> What to do:
Extract the full set of records that follows, word for word.

[Saved entries]
begin
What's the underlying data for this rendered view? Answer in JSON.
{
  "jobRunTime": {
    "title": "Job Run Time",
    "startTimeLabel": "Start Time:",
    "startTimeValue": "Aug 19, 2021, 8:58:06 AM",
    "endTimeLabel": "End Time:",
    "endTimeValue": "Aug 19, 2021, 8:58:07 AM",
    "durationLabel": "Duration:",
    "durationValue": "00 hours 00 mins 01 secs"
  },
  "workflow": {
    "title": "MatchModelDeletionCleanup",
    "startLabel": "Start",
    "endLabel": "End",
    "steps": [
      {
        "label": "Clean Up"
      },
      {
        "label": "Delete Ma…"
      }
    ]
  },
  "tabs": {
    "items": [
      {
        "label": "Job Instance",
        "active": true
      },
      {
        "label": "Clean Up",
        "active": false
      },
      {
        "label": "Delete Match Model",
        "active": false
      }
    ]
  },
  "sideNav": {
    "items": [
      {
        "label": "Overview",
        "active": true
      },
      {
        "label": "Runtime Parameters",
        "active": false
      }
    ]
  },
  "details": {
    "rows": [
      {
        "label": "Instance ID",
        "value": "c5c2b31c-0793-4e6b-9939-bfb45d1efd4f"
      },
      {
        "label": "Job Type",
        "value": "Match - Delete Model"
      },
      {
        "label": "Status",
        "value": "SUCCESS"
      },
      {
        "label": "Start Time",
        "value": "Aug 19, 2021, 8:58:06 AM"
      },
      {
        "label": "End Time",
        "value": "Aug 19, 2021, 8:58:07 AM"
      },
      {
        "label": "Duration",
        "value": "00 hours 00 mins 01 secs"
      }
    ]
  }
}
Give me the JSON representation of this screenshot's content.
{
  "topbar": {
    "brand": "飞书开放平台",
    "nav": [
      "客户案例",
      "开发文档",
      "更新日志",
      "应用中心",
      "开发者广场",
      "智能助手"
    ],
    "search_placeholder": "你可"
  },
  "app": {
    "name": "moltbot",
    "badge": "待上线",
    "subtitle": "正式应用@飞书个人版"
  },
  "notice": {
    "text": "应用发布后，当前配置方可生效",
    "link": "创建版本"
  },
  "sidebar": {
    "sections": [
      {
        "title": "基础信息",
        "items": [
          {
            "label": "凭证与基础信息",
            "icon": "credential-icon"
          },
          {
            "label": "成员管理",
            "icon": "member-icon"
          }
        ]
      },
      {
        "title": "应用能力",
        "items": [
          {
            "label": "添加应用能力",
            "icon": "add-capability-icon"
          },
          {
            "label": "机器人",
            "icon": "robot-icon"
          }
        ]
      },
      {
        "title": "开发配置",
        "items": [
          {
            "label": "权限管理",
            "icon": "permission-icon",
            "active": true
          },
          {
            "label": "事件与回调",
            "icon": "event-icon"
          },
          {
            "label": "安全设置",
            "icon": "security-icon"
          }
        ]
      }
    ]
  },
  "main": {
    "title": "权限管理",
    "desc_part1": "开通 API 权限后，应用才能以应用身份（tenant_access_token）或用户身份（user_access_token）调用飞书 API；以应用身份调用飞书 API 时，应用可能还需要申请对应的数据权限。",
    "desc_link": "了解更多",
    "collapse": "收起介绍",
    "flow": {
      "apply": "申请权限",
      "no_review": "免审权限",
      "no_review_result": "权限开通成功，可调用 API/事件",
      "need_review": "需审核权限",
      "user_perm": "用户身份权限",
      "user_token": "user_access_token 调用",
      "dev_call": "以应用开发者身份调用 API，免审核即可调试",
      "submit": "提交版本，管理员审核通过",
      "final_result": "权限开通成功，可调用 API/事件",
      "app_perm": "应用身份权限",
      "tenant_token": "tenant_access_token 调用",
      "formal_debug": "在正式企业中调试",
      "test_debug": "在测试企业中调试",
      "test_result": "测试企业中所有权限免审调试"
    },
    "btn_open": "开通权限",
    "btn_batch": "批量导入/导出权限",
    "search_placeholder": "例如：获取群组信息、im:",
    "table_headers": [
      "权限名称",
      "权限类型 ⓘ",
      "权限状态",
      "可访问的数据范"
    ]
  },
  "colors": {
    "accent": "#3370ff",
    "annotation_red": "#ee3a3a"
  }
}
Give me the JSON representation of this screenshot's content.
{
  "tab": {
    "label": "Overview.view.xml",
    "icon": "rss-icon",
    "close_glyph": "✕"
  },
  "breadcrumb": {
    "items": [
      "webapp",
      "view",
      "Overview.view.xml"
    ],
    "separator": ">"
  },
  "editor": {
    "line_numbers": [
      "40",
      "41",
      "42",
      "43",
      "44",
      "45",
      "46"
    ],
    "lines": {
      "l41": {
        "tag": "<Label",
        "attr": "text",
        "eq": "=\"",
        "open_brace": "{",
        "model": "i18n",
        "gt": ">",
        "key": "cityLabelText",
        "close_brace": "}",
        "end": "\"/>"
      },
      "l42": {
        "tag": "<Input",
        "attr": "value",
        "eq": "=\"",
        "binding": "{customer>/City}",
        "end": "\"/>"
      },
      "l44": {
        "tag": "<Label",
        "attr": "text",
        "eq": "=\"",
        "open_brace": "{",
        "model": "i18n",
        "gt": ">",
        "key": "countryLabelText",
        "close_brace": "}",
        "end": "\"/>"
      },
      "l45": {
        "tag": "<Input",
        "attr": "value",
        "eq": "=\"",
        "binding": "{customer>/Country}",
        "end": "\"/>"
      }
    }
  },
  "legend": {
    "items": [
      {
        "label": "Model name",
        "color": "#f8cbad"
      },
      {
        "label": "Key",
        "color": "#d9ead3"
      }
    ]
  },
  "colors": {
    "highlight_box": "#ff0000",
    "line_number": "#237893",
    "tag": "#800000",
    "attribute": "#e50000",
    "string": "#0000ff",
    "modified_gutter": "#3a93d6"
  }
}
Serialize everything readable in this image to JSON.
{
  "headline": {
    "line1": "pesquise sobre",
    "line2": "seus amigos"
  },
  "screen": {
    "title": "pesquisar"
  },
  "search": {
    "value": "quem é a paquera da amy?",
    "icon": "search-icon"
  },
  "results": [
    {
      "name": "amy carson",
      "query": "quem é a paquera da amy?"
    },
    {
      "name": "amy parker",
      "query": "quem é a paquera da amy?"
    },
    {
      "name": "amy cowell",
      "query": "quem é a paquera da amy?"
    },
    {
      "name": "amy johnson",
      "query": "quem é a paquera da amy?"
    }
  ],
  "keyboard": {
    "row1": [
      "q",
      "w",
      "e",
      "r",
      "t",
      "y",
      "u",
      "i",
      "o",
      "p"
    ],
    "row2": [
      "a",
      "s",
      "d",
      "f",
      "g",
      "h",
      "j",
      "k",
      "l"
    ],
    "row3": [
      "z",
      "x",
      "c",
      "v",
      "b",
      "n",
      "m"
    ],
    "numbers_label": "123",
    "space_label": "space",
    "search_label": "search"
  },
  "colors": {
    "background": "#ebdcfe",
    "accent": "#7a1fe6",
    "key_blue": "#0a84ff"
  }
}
end
> Task output:
What's the underlying data for this rendered view? Answer in JSON.
{
  "jobRunTime": {
    "title": "Job Run Time",
    "startTimeLabel": "Start Time:",
    "startTimeValue": "Aug 19, 2021, 8:58:06 AM",
    "endTimeLabel": "End Time:",
    "endTimeValue": "Aug 19, 2021, 8:58:07 AM",
    "durationLabel": "Duration:",
    "durationValue": "00 hours 00 mins 01 secs"
  },
  "workflow": {
    "title": "MatchModelDeletionCleanup",
    "startLabel": "Start",
    "endLabel": "End",
    "steps": [
      {
        "label": "Clean Up"
      },
      {
        "label": "Delete Ma…"
      }
    ]
  },
  "tabs": {
    "items": [
      {
        "label": "Job Instance",
        "active": true
      },
      {
        "label": "Clean Up",
        "active": false
      },
      {
        "label": "Delete Match Model",
        "active": false
      }
    ]
  },
  "sideNav": {
    "items": [
      {
        "label": "Overview",
        "active": true
      },
      {
        "label": "Runtime Parameters",
        "active": false
      }
    ]
  },
  "details": {
    "rows": [
      {
        "label": "Instance ID",
        "value": "c5c2b31c-0793-4e6b-9939-bfb45d1efd4f"
      },
      {
        "label": "Job Type",
        "value": "Match - Delete Model"
      },
      {
        "label": "Status",
        "value": "SUCCESS"
      },
      {
        "label": "Start Time",
        "value": "Aug 19, 2021, 8:58:06 AM"
      },
      {
        "label": "End Time",
        "value": "Aug 19, 2021, 8:58:07 AM"
      },
      {
        "label": "Duration",
        "value": "00 hours 00 mins 01 secs"
      }
    ]
  }
}
Give me the JSON representation of this screenshot's content.
{
  "topbar": {
    "brand": "飞书开放平台",
    "nav": [
      "客户案例",
      "开发文档",
      "更新日志",
      "应用中心",
      "开发者广场",
      "智能助手"
    ],
    "search_placeholder": "你可"
  },
  "app": {
    "name": "moltbot",
    "badge": "待上线",
    "subtitle": "正式应用@飞书个人版"
  },
  "notice": {
    "text": "应用发布后，当前配置方可生效",
    "link": "创建版本"
  },
  "sidebar": {
    "sections": [
      {
        "title": "基础信息",
        "items": [
          {
            "label": "凭证与基础信息",
            "icon": "credential-icon"
          },
          {
            "label": "成员管理",
            "icon": "member-icon"
          }
        ]
      },
      {
        "title": "应用能力",
        "items": [
          {
            "label": "添加应用能力",
            "icon": "add-capability-icon"
          },
          {
            "label": "机器人",
            "icon": "robot-icon"
          }
        ]
      },
      {
        "title": "开发配置",
        "items": [
          {
            "label": "权限管理",
            "icon": "permission-icon",
            "active": true
          },
          {
            "label": "事件与回调",
            "icon": "event-icon"
          },
          {
            "label": "安全设置",
            "icon": "security-icon"
          }
        ]
      }
    ]
  },
  "main": {
    "title": "权限管理",
    "desc_part1": "开通 API 权限后，应用才能以应用身份（tenant_access_token）或用户身份（user_access_token）调用飞书 API；以应用身份调用飞书 API 时，应用可能还需要申请对应的数据权限。",
    "desc_link": "了解更多",
    "collapse": "收起介绍",
    "flow": {
      "apply": "申请权限",
      "no_review": "免审权限",
      "no_review_result": "权限开通成功，可调用 API/事件",
      "need_review": "需审核权限",
      "user_perm": "用户身份权限",
      "user_token": "user_access_token 调用",
      "dev_call": "以应用开发者身份调用 API，免审核即可调试",
      "submit": "提交版本，管理员审核通过",
      "final_result": "权限开通成功，可调用 API/事件",
      "app_perm": "应用身份权限",
      "tenant_token": "tenant_access_token 调用",
      "formal_debug": "在正式企业中调试",
      "test_debug": "在测试企业中调试",
      "test_result": "测试企业中所有权限免审调试"
    },
    "btn_open": "开通权限",
    "btn_batch": "批量导入/导出权限",
    "search_placeholder": "例如：获取群组信息、im:",
    "table_headers": [
      "权限名称",
      "权限类型 ⓘ",
      "权限状态",
      "可访问的数据范"
    ]
  },
  "colors": {
    "accent": "#3370ff",
    "annotation_red": "#ee3a3a"
  }
}
Give me the JSON representation of this screenshot's content.
{
  "tab": {
    "label": "Overview.view.xml",
    "icon": "rss-icon",
    "close_glyph": "✕"
  },
  "breadcrumb": {
    "items": [
      "webapp",
      "view",
      "Overview.view.xml"
    ],
    "separator": ">"
  },
  "editor": {
    "line_numbers": [
      "40",
      "41",
      "42",
      "43",
      "44",
      "45",
      "46"
    ],
    "lines": {
      "l41": {
        "tag": "<Label",
        "attr": "text",
        "eq": "=\"",
        "open_brace": "{",
        "model": "i18n",
        "gt": ">",
        "key": "cityLabelText",
        "close_brace": "}",
        "end": "\"/>"
      },
      "l42": {
        "tag": "<Input",
        "attr": "value",
        "eq": "=\"",
        "binding": "{customer>/City}",
        "end": "\"/>"
      },
      "l44": {
        "tag": "<Label",
        "attr": "text",
        "eq": "=\"",
        "open_brace": "{",
        "model": "i18n",
        "gt": ">",
        "key": "countryLabelText",
        "close_brace": "}",
        "end": "\"/>"
      },
      "l45": {
        "tag": "<Input",
        "attr": "value",
        "eq": "=\"",
        "binding": "{customer>/Country}",
        "end": "\"/>"
      }
    }
  },
  "legend": {
    "items": [
      {
        "label": "Model name",
        "color": "#f8cbad"
      },
      {
        "label": "Key",
        "color": "#d9ead3"
      }
    ]
  },
  "colors": {
    "highlight_box": "#ff0000",
    "line_number": "#237893",
    "tag": "#800000",
    "attribute": "#e50000",
    "string": "#0000ff",
    "modified_gutter": "#3a93d6"
  }
}
Serialize everything readable in this image to JSON.
{
  "headline": {
    "line1": "pesquise sobre",
    "line2": "seus amigos"
  },
  "screen": {
    "title": "pesquisar"
  },
  "search": {
    "value": "quem é a paquera da amy?",
    "icon": "search-icon"
  },
  "results": [
    {
      "name": "amy carson",
      "query": "quem é a paquera da amy?"
    },
    {
      "name": "amy parker",
      "query": "quem é a paquera da amy?"
    },
    {
      "name": "amy cowell",
      "query": "quem é a paquera da amy?"
    },
    {
      "name": "amy johnson",
      "query": "quem é a paquera da amy?"
    }
  ],
  "keyboard": {
    "row1": [
      "q",
      "w",
      "e",
      "r",
      "t",
      "y",
      "u",
      "i",
      "o",
      "p"
    ],
    "row2": [
      "a",
      "s",
      "d",
      "f",
      "g",
      "h",
      "j",
      "k",
      "l"
    ],
    "row3": [
      "z",
      "x",
      "c",
      "v",
      "b",
      "n",
      "m"
    ],
    "numbers_label": "123",
    "space_label": "space",
    "search_label": "search"
  },
  "colors": {
    "background": "#ebdcfe",
    "accent": "#7a1fe6",
    "key_blue": "#0a84ff"
  }
}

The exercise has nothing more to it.